┌─ ENTRIES

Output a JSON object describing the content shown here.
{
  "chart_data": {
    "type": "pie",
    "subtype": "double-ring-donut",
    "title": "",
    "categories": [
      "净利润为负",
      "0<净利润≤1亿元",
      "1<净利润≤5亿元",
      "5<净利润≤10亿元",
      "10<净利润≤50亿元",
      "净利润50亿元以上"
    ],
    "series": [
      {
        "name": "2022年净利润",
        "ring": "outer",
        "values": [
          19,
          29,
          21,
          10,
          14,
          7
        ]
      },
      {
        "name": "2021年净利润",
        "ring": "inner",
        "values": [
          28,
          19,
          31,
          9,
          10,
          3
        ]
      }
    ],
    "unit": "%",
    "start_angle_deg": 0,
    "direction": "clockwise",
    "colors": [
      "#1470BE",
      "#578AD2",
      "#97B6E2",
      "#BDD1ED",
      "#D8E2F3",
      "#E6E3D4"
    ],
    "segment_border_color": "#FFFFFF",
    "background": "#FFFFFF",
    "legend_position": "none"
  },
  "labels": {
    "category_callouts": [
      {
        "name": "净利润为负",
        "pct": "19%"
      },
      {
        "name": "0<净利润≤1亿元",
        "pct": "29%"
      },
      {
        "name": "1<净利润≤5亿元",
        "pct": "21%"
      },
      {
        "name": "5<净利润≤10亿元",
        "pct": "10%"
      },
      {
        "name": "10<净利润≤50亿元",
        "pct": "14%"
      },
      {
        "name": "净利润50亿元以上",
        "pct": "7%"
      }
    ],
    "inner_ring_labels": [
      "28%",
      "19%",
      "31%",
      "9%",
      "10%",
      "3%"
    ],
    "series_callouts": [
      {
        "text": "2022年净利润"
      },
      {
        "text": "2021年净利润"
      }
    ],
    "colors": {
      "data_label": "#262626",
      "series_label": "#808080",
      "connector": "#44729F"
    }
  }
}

└─

- **WHAT IS ASKED**: Using the data above, return each line exactly as written.

- **THE REPLY**:
Output a JSON object describing the content shown here.
{
  "chart_data": {
    "type": "pie",
    "subtype": "double-ring-donut",
    "title": "",
    "categories": [
      "净利润为负",
      "0<净利润≤1亿元",
      "1<净利润≤5亿元",
      "5<净利润≤10亿元",
      "10<净利润≤50亿元",
      "净利润50亿元以上"
    ],
    "series": [
      {
        "name": "2022年净利润",
        "ring": "outer",
        "values": [
          19,
          29,
          21,
          10,
          14,
          7
        ]
      },
      {
        "name": "2021年净利润",
        "ring": "inner",
        "values": [
          28,
          19,
          31,
          9,
          10,
          3
        ]
      }
    ],
    "unit": "%",
    "start_angle_deg": 0,
    "direction": "clockwise",
    "colors": [
      "#1470BE",
      "#578AD2",
      "#97B6E2",
      "#BDD1ED",
      "#D8E2F3",
      "#E6E3D4"
    ],
    "segment_border_color": "#FFFFFF",
    "background": "#FFFFFF",
    "legend_position": "none"
  },
  "labels": {
    "category_callouts": [
      {
        "name": "净利润为负",
        "pct": "19%"
      },
      {
        "name": "0<净利润≤1亿元",
        "pct": "29%"
      },
      {
        "name": "1<净利润≤5亿元",
        "pct": "21%"
      },
      {
        "name": "5<净利润≤10亿元",
        "pct": "10%"
      },
      {
        "name": "10<净利润≤50亿元",
        "pct": "14%"
      },
      {
        "name": "净利润50亿元以上",
        "pct": "7%"
      }
    ],
    "inner_ring_labels": [
      "28%",
      "19%",
      "31%",
      "9%",
      "10%",
      "3%"
    ],
    "series_callouts": [
      {
        "text": "2022年净利润"
      },
      {
        "text": "2021年净利润"
      }
    ],
    "colors": {
      "data_label": "#262626",
      "series_label": "#808080",
      "connector": "#44729F"
    }
  }
}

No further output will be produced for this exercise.